Dataset rows:
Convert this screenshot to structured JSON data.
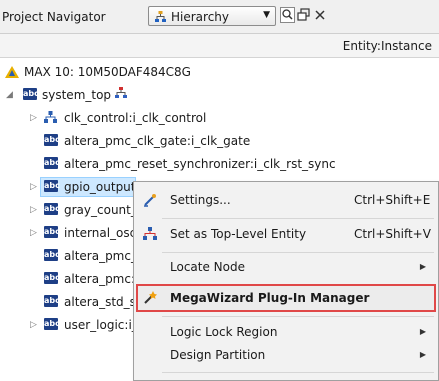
{
  "header": {
    "title": "Project Navigator",
    "view_select": "Hierarchy",
    "column_header": "Entity:Instance"
  },
  "tree": {
    "device": "MAX 10: 10M50DAF484C8G",
    "top": "system_top",
    "items": [
      {
        "label": "clk_control:i_clk_control"
      },
      {
        "label": "altera_pmc_clk_gate:i_clk_gate"
      },
      {
        "label": "altera_pmc_reset_synchronizer:i_clk_rst_sync"
      },
      {
        "label": "gpio_output:"
      },
      {
        "label": "gray_count_"
      },
      {
        "label": "internal_osc:"
      },
      {
        "label": "altera_pmc_r"
      },
      {
        "label": "altera_pmc:i"
      },
      {
        "label": "altera_std_sy"
      },
      {
        "label": "user_logic:i_"
      }
    ]
  },
  "menu": {
    "items": [
      {
        "label": "Settings...",
        "shortcut": "Ctrl+Shift+E"
      },
      {
        "label": "Set as Top-Level Entity",
        "shortcut": "Ctrl+Shift+V"
      },
      {
        "label": "Locate Node"
      },
      {
        "label": "MegaWizard Plug-In Manager"
      },
      {
        "label": "Logic Lock Region"
      },
      {
        "label": "Design Partition"
      }
    ]
  },
  "colors": {
    "highlight_border": "#e04848",
    "selection": "#cde8ff",
    "icon_blue": "#1e3f86"
  }
}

**GOAL:**
Which lines contain "Entity"? Show each of them.

**COMPLETE RESPONSE:**
    "column_header": "Entity:Instance"
        "label": "Set as Top-Level Entity",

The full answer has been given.